▶ Your goal
Below are some records. Count the lines with "about" in them and give nothing but the total.
-- Start Excerpted data --
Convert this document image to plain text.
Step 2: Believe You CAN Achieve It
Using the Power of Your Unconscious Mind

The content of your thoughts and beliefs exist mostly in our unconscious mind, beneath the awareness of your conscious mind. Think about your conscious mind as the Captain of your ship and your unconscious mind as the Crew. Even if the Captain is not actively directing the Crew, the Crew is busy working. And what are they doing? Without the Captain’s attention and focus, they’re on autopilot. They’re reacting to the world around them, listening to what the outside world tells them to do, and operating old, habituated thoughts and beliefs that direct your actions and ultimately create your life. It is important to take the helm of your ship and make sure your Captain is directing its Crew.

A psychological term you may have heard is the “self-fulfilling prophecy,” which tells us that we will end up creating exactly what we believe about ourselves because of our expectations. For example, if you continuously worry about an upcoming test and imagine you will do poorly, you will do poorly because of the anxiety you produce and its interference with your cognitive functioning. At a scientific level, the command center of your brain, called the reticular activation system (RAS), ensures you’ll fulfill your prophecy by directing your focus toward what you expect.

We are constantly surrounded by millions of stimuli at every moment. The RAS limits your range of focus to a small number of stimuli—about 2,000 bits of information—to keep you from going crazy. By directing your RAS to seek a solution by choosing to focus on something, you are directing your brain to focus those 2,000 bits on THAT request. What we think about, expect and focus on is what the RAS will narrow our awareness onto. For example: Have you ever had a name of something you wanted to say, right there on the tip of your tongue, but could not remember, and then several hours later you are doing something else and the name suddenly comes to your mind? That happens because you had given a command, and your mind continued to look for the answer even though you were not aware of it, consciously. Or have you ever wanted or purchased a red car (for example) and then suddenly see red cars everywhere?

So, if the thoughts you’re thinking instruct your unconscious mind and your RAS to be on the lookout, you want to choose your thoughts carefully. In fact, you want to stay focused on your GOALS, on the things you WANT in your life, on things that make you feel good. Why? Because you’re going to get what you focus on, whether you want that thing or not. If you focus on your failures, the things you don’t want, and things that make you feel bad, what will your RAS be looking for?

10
-- End Excerpted data --
-- Start Excerpted data --
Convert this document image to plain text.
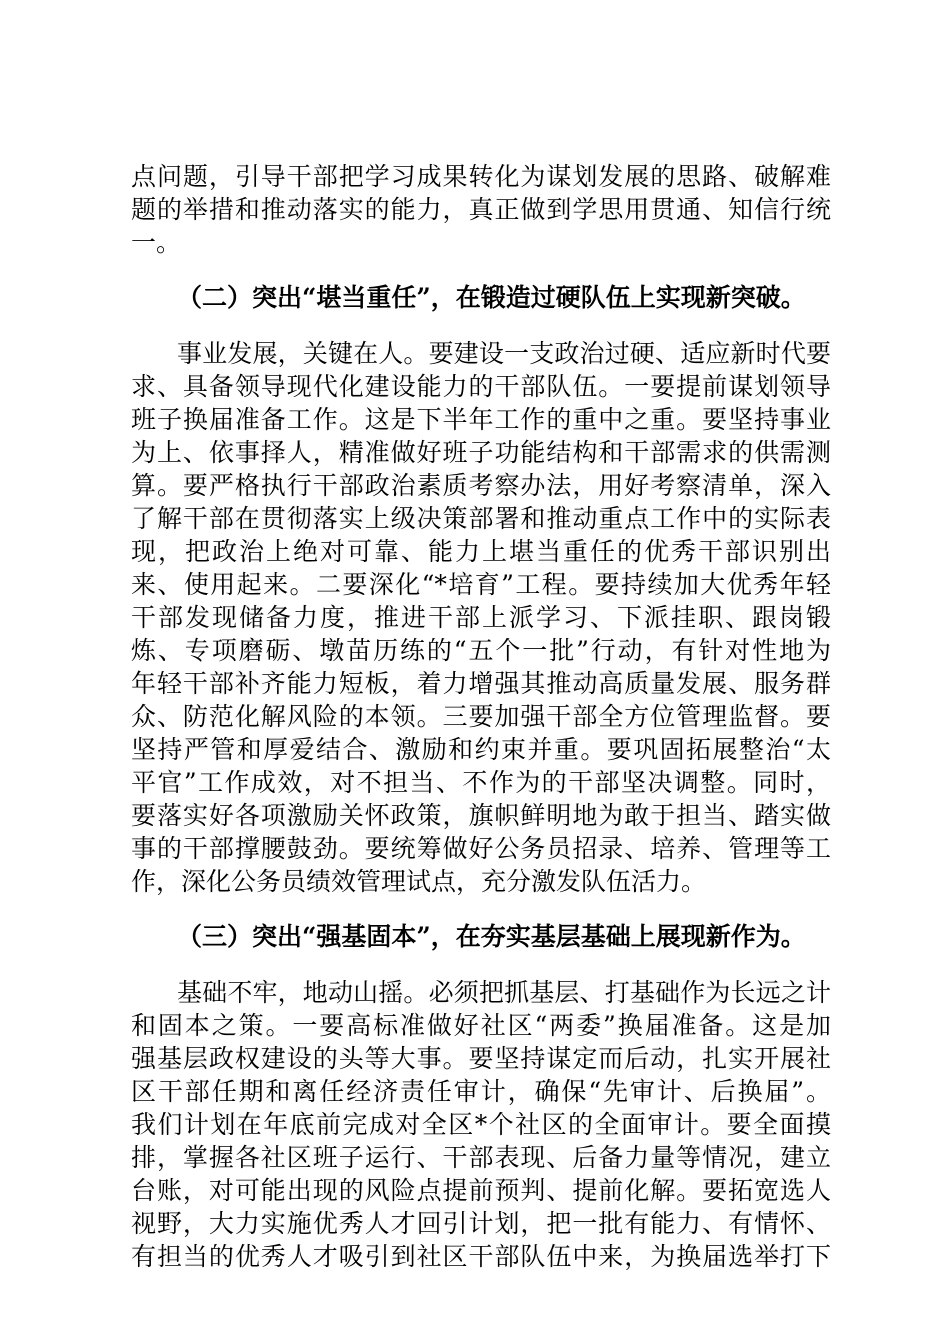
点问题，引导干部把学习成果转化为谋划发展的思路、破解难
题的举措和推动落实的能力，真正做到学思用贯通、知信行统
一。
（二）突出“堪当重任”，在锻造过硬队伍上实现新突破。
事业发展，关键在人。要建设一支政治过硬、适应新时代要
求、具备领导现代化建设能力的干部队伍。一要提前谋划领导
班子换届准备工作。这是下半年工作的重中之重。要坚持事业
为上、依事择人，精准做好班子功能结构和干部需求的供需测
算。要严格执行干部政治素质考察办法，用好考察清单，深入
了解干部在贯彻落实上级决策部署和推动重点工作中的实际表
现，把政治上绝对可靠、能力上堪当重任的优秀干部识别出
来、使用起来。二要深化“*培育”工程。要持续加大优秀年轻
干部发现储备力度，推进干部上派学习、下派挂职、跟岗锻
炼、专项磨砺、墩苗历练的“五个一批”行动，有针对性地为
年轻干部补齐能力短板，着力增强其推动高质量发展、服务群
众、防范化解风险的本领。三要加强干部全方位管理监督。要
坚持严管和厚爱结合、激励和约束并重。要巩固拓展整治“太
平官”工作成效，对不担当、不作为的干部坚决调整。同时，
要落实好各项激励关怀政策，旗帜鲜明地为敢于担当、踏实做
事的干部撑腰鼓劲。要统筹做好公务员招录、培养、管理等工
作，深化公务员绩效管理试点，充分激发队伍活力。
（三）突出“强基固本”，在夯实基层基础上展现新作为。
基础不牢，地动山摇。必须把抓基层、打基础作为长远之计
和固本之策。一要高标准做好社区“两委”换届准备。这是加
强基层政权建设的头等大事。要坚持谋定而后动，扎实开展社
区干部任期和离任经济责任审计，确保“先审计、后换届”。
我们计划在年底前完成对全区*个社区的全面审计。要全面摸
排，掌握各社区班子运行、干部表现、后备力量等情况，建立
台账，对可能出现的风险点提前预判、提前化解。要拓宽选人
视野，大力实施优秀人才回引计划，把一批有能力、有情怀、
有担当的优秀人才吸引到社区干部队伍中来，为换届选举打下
-- End Excerpted data --
▶ The answer
3